Directive => Pick out each line of the records in which the word "this" appears.

Data to use =>
-- BEGIN --

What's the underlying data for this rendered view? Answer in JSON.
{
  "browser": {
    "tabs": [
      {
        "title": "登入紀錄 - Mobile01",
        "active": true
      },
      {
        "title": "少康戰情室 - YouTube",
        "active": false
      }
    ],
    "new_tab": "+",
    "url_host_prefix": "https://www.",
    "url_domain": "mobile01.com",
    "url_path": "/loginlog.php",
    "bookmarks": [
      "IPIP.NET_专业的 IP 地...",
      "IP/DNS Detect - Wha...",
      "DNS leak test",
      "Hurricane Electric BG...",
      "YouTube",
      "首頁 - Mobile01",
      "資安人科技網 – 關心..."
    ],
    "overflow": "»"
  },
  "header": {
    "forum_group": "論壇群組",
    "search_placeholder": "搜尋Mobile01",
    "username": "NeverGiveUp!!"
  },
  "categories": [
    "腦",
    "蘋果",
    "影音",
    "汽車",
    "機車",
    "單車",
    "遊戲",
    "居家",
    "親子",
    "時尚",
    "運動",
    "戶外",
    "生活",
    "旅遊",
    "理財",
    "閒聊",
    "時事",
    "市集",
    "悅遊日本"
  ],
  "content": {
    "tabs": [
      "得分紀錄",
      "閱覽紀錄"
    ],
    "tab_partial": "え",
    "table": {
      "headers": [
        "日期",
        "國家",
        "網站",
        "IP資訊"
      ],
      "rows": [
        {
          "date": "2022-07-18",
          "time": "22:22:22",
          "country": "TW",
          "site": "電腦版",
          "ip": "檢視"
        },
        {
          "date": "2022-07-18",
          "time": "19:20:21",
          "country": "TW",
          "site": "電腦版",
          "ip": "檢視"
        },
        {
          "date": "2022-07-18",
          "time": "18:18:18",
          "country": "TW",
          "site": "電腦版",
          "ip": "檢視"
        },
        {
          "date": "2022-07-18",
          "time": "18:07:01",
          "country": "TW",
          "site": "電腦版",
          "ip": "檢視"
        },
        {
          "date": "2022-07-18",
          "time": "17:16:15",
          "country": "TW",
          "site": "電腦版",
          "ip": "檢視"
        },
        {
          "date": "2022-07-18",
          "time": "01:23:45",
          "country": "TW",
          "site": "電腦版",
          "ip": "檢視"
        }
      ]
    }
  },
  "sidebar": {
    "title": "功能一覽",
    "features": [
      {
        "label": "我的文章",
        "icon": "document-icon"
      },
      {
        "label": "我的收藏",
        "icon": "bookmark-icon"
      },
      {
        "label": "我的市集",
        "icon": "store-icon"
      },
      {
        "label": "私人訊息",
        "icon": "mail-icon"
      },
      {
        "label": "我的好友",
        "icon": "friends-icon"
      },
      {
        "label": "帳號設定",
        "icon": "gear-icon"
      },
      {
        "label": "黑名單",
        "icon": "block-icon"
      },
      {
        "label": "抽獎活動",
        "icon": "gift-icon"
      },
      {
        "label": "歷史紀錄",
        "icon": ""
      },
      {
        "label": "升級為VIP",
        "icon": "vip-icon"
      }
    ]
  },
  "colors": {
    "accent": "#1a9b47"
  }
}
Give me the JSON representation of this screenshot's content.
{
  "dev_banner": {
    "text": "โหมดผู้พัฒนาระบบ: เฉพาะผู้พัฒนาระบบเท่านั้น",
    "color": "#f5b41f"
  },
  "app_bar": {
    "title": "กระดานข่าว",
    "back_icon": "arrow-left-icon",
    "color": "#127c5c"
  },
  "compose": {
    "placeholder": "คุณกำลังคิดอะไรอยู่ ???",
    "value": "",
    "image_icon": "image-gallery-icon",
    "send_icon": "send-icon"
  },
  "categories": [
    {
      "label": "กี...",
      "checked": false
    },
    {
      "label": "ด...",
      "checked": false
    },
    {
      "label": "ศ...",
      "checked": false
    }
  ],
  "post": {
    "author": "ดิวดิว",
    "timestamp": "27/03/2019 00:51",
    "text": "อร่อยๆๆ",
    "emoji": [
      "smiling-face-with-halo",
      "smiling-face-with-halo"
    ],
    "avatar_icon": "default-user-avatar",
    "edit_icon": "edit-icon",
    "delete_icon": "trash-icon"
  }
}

-- END --
-- BEGIN --

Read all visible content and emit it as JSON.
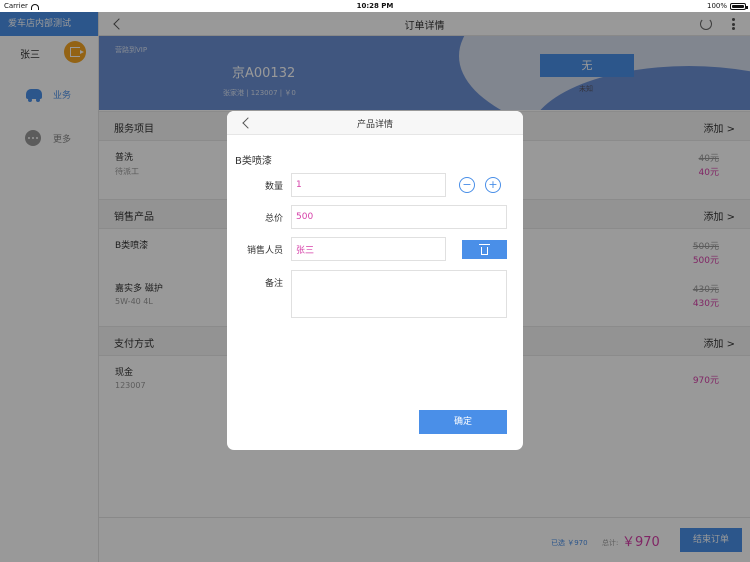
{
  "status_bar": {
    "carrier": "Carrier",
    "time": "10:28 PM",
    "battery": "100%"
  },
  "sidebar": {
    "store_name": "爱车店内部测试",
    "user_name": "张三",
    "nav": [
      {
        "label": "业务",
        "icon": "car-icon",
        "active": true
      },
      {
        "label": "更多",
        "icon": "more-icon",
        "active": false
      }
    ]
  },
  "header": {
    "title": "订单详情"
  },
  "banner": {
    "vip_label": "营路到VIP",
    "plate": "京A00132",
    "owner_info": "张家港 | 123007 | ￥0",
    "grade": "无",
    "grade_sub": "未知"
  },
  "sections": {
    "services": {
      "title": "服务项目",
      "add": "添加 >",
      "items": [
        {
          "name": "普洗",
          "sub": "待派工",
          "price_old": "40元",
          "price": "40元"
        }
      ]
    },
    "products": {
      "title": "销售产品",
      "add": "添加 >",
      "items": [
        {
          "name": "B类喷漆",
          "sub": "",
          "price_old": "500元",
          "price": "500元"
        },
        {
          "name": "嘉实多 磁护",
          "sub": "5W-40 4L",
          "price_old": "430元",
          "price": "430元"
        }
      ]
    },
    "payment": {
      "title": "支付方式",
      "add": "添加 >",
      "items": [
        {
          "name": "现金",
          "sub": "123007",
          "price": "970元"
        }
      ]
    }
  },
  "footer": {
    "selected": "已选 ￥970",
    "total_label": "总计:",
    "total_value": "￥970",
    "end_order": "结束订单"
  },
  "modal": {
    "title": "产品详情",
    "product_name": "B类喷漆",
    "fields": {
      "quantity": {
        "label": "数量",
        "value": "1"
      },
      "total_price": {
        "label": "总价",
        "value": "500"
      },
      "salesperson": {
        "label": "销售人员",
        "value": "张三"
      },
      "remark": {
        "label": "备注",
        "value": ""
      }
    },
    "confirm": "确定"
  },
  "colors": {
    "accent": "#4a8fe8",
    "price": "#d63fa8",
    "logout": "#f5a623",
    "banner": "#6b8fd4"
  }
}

-- END --

Result below =>
What's the underlying data for this rendered view? Answer in JSON.
Give me the JSON representation of this screenshot's content.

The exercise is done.